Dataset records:
-- begin --

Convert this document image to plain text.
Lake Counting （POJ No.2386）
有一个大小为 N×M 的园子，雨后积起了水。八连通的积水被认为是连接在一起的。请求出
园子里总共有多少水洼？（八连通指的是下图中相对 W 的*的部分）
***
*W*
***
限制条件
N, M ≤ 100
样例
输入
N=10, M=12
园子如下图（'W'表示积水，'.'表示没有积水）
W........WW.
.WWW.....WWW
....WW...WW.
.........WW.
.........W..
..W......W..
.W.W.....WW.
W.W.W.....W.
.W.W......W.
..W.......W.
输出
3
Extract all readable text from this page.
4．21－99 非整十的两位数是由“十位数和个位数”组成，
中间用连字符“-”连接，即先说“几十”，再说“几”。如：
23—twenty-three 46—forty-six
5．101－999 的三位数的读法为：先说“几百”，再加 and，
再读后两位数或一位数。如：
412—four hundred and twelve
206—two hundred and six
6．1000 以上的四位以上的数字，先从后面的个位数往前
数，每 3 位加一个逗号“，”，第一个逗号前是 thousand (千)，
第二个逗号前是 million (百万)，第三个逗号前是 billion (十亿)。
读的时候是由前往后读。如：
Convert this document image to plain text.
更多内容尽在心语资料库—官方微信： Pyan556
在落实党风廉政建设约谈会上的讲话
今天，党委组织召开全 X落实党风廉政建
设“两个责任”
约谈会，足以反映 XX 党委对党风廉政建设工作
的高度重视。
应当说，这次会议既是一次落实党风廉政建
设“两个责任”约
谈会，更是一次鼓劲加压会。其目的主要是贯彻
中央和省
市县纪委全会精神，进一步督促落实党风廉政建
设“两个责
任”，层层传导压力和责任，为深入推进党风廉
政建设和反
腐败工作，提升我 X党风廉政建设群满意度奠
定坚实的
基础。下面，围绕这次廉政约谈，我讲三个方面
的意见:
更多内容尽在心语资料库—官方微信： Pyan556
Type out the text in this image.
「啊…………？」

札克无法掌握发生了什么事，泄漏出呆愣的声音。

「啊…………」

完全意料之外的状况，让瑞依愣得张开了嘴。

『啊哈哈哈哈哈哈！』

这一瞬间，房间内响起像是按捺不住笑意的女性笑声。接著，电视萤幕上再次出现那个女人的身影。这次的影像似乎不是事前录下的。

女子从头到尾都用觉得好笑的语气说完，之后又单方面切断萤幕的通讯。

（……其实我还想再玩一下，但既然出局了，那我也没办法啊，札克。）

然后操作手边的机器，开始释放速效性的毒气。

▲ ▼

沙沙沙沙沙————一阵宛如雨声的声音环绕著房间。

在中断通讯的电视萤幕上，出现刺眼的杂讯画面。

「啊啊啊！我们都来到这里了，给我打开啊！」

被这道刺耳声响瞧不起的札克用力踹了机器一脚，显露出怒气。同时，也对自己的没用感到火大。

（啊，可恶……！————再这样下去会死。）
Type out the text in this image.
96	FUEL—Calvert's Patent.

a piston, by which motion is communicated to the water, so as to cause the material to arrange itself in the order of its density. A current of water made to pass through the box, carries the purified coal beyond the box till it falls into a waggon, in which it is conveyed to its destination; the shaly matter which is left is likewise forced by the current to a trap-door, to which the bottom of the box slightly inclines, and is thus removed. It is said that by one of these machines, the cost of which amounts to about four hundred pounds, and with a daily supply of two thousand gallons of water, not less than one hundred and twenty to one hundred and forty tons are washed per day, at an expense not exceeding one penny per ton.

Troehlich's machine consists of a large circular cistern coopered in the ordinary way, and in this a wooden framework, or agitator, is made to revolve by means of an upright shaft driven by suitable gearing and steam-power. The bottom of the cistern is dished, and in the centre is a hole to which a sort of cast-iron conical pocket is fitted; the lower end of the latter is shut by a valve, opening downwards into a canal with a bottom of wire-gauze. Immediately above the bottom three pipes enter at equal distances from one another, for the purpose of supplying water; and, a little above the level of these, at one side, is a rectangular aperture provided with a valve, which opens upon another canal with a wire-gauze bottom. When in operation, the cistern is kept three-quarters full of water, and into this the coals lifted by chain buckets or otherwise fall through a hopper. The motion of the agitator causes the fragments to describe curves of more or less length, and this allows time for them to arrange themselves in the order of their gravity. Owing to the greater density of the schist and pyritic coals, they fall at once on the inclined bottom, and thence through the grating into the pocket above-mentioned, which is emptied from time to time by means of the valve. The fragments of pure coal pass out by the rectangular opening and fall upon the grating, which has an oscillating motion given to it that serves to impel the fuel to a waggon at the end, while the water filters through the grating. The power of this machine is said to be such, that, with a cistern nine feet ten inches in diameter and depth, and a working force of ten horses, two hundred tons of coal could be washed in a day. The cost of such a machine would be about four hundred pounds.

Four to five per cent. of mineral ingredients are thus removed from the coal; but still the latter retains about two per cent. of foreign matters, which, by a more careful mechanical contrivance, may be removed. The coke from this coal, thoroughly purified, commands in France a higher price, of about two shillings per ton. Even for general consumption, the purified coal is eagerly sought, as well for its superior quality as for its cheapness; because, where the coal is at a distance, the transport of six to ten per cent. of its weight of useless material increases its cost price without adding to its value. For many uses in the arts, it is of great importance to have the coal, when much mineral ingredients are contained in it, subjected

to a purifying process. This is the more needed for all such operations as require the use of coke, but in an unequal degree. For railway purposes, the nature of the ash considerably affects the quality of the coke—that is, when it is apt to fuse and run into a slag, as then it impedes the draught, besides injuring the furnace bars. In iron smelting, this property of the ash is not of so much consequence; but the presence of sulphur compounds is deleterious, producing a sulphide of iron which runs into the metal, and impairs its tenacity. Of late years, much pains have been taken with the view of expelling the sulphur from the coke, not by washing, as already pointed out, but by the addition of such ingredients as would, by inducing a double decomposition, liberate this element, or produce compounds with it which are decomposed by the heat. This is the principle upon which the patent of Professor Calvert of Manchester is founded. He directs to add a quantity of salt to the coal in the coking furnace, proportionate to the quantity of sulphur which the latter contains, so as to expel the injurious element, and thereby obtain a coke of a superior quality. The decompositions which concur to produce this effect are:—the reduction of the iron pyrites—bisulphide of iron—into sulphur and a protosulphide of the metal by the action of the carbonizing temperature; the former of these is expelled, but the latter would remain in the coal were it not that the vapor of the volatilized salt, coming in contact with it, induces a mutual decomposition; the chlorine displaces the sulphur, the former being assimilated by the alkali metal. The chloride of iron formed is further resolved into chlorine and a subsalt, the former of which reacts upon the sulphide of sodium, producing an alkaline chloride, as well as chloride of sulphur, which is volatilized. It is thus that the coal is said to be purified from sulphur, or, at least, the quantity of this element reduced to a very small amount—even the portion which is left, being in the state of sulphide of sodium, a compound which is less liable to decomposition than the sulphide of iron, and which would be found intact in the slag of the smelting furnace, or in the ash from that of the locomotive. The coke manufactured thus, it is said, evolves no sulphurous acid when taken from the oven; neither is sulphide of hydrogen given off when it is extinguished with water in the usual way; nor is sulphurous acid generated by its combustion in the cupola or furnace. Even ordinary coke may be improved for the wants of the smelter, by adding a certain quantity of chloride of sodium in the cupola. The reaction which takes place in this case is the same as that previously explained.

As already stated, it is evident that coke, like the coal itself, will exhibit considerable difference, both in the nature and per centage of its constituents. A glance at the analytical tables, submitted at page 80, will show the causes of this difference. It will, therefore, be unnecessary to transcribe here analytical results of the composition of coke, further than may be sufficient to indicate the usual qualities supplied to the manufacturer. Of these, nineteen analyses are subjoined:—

-- end --

TASK STATEMENT:
Each line of the material that holds the string "twenty" counts once; give the total alone.

IN RESPONSE:
2